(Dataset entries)
┄┄┄┄┄┄┄┄┄┄┄┄┄┄┄┄┄┄┄┄

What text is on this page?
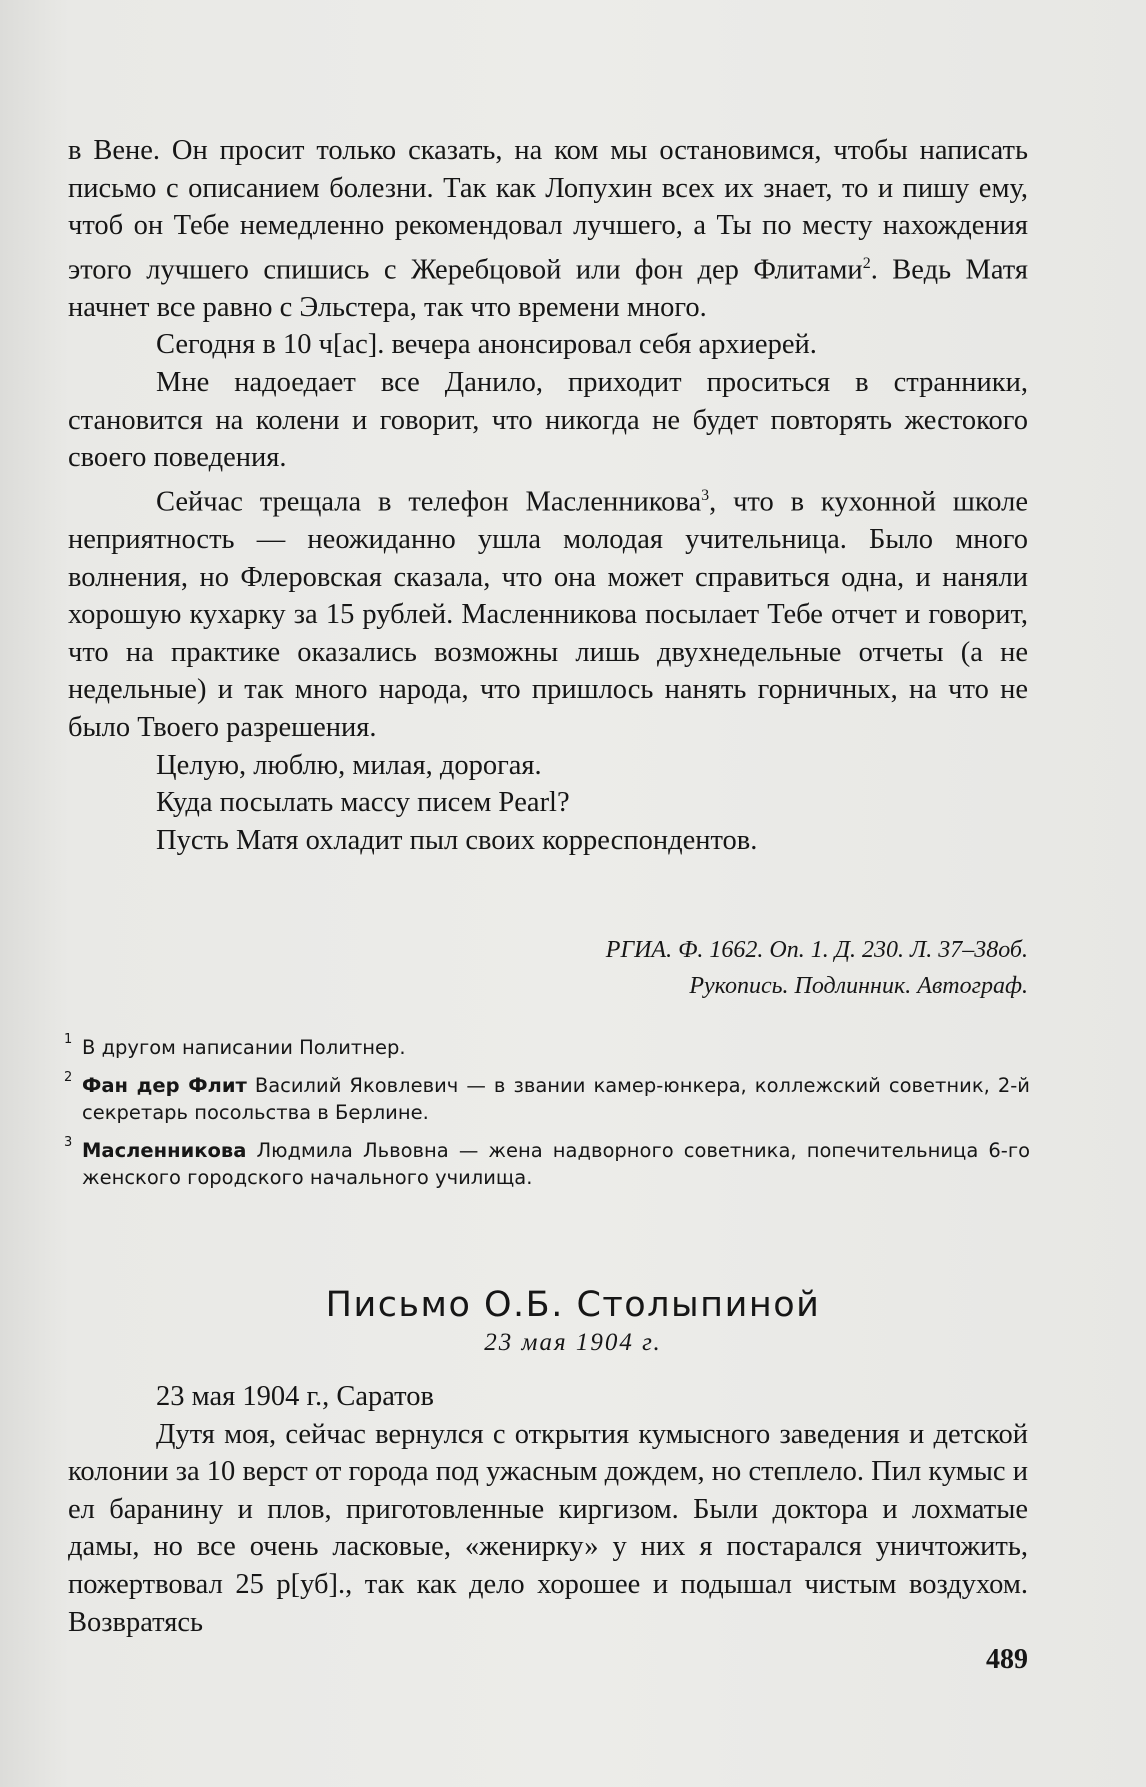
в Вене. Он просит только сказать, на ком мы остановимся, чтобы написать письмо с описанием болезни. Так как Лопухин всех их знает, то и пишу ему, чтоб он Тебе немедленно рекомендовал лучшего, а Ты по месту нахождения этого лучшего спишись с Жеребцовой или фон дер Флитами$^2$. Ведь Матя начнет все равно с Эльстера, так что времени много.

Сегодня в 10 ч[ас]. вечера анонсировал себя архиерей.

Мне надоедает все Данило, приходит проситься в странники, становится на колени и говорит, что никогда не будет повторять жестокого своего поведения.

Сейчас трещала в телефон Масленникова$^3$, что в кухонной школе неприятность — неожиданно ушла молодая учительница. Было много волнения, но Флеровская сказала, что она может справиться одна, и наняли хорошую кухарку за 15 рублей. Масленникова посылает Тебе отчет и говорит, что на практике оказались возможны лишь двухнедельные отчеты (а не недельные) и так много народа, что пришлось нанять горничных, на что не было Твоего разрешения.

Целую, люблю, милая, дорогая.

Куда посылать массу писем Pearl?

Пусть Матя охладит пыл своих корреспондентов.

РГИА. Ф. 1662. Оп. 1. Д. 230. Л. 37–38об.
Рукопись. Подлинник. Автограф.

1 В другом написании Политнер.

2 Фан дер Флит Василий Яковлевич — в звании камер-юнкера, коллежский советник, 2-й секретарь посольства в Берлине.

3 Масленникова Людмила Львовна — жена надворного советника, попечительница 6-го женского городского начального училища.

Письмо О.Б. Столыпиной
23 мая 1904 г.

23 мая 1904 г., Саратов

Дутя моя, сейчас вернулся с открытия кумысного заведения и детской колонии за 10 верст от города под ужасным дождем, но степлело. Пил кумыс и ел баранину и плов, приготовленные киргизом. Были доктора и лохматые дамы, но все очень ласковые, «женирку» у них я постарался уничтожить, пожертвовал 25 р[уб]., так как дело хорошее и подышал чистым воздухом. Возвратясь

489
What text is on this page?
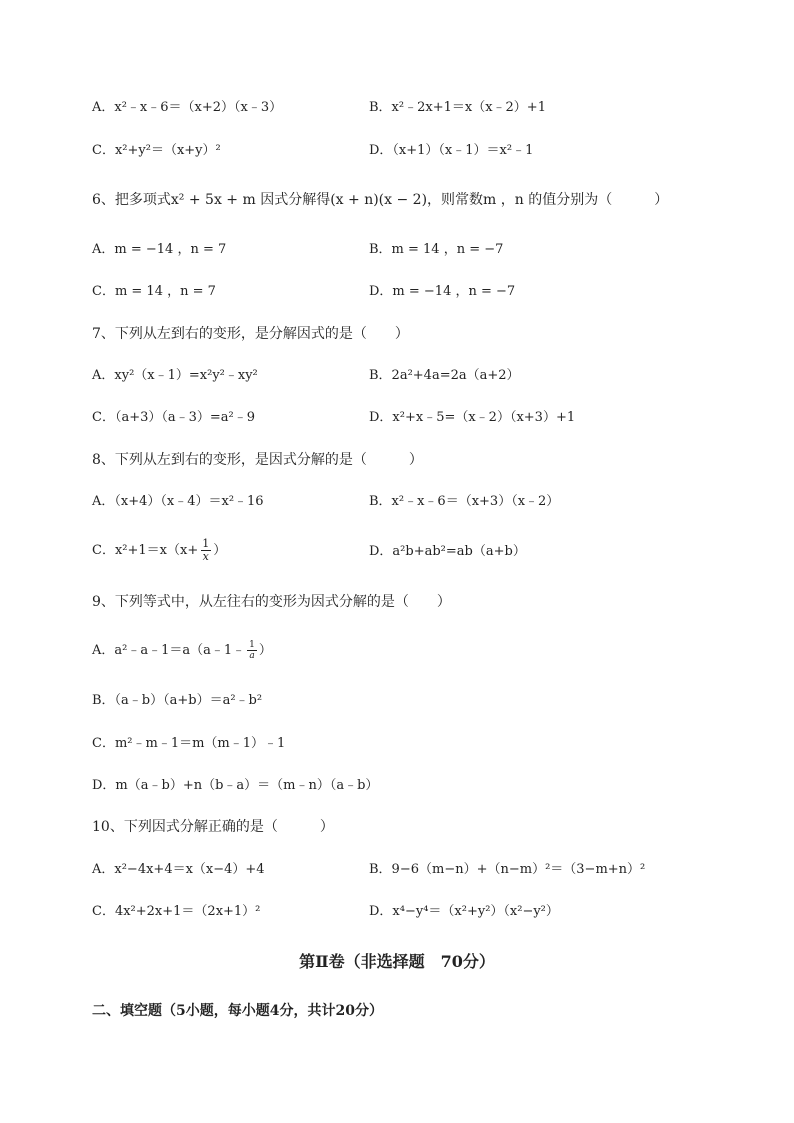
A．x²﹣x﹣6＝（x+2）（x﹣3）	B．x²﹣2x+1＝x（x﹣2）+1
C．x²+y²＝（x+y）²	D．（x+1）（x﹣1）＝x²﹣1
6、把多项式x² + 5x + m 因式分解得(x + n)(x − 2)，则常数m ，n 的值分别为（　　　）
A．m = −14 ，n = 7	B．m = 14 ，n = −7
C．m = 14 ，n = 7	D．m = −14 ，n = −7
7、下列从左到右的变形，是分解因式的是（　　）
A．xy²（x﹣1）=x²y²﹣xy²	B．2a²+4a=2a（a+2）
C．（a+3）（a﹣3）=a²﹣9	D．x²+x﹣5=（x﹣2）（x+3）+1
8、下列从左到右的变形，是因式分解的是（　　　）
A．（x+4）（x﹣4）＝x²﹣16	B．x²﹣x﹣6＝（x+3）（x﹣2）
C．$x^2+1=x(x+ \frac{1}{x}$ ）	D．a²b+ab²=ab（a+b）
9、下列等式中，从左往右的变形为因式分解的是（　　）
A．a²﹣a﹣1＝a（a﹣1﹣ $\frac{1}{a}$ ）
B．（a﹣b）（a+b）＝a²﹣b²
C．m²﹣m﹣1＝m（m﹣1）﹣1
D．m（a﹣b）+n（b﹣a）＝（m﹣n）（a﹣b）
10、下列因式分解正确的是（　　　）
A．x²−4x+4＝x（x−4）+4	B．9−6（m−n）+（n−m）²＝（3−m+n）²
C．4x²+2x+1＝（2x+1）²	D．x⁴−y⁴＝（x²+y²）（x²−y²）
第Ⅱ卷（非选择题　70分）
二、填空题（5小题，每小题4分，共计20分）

┄┄┄┄┄┄┄┄┄┄┄┄┄┄┄┄┄┄┄┄

## WRITTEN EXERCISE
Which lines hold the string "frac"? Copy all of them from the data above.

## RESULT OF THIS EXERCISE
C．$x^2+1=x(x+ \frac{1}{x}$ ）	D．a²b+ab²=ab（a+b）
A．a²﹣a﹣1＝a（a﹣1﹣ $\frac{1}{a}$ ）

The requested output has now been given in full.